[Data extracted from a collection]
^^^^^^^^

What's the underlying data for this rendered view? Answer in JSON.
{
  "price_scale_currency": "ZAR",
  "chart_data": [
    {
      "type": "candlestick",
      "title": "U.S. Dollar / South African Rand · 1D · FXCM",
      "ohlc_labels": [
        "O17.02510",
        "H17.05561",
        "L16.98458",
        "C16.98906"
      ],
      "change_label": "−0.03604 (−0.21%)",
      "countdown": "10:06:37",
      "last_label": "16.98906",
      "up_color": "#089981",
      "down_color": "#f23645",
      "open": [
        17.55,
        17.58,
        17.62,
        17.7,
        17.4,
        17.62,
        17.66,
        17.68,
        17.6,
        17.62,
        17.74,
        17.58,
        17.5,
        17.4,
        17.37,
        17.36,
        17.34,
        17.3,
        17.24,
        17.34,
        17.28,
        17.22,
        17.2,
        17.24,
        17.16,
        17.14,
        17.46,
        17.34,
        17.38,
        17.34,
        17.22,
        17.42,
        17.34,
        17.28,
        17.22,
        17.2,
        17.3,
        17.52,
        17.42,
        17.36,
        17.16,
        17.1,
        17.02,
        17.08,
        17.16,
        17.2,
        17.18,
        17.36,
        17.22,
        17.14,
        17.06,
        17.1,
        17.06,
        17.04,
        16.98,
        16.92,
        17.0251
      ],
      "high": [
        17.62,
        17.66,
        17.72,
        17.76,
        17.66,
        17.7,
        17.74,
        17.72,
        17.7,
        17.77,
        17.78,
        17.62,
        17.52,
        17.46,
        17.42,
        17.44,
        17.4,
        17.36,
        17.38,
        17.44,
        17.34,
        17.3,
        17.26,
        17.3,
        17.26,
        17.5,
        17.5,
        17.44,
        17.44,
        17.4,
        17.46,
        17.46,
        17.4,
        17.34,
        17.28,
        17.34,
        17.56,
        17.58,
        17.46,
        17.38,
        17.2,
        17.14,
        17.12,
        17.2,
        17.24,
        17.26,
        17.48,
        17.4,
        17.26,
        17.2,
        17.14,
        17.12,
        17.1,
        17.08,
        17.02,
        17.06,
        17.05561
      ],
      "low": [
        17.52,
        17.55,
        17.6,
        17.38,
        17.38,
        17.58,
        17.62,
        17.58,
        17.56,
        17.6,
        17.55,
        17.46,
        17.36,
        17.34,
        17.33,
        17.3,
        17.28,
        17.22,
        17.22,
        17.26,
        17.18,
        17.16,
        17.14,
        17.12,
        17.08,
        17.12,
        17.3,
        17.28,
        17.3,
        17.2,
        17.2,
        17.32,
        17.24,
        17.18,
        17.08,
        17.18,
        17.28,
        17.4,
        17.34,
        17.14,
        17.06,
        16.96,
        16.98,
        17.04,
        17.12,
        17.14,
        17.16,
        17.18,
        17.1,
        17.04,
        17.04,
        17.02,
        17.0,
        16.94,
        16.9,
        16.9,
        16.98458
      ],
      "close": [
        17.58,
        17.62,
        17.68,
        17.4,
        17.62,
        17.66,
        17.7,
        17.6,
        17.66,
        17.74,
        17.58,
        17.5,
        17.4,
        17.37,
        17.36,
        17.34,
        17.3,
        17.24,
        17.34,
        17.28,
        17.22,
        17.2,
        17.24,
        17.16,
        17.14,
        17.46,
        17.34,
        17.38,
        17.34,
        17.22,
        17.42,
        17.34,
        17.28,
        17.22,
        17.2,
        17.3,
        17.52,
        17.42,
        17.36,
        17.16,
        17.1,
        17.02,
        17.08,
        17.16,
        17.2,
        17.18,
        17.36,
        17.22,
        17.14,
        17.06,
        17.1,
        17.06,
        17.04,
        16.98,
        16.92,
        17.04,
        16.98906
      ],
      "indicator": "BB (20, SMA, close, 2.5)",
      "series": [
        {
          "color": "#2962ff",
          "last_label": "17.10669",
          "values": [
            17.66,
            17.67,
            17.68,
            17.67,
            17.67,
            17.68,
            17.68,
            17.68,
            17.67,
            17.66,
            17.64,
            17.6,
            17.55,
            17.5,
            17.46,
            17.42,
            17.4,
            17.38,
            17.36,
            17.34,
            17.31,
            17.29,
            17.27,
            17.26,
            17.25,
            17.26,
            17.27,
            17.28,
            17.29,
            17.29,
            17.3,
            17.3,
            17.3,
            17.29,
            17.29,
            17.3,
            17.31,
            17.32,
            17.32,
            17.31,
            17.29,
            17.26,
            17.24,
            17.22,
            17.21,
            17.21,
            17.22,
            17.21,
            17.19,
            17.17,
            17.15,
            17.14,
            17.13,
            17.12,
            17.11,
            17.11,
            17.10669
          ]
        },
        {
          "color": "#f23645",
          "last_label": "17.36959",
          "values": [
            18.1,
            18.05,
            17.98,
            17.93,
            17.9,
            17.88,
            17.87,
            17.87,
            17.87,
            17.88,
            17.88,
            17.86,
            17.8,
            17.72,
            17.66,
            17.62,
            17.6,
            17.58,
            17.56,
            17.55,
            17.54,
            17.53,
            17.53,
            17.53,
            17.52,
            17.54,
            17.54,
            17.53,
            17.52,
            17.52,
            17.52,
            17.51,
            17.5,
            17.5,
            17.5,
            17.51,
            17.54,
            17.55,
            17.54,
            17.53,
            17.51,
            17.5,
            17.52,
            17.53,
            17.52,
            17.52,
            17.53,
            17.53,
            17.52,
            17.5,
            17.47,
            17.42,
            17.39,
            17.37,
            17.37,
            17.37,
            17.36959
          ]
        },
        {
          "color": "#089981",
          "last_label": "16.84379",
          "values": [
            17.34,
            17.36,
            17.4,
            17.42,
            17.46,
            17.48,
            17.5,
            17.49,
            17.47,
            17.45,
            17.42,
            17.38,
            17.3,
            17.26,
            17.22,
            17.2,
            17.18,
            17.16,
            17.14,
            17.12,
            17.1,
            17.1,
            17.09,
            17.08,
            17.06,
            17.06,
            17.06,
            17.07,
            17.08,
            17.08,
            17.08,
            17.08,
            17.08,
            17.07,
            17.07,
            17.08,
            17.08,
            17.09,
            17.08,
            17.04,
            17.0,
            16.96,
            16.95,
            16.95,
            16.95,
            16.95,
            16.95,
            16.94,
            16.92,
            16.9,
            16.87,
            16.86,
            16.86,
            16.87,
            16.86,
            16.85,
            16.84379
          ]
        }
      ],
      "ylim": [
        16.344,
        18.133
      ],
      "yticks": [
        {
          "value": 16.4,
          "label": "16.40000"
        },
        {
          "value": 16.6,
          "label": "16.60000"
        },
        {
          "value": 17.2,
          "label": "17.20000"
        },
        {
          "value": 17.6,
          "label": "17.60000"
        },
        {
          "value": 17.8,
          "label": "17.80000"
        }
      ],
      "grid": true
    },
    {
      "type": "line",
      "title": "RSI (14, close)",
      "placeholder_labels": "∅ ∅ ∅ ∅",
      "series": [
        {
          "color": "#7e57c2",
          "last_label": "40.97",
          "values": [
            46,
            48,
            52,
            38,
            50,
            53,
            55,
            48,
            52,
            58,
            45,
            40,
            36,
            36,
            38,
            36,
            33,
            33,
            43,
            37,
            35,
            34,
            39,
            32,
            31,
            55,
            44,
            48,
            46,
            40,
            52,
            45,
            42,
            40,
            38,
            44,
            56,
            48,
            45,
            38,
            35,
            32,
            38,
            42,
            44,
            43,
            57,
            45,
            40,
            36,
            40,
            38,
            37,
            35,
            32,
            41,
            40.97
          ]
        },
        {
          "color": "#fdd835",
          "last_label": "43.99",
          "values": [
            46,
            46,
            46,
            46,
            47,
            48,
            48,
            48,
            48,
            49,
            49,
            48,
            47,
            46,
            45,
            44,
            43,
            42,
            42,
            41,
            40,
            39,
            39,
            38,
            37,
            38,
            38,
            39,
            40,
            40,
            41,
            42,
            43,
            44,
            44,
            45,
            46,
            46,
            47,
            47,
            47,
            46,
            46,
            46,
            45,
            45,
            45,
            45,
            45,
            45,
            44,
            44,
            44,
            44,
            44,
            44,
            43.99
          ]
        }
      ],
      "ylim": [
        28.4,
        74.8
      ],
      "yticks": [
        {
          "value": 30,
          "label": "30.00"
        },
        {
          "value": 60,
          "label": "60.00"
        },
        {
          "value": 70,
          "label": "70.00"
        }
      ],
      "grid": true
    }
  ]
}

^^^^^^^^

How many lines of these entries hold the string "close"? Answer with the number alone.

> Task answer: 3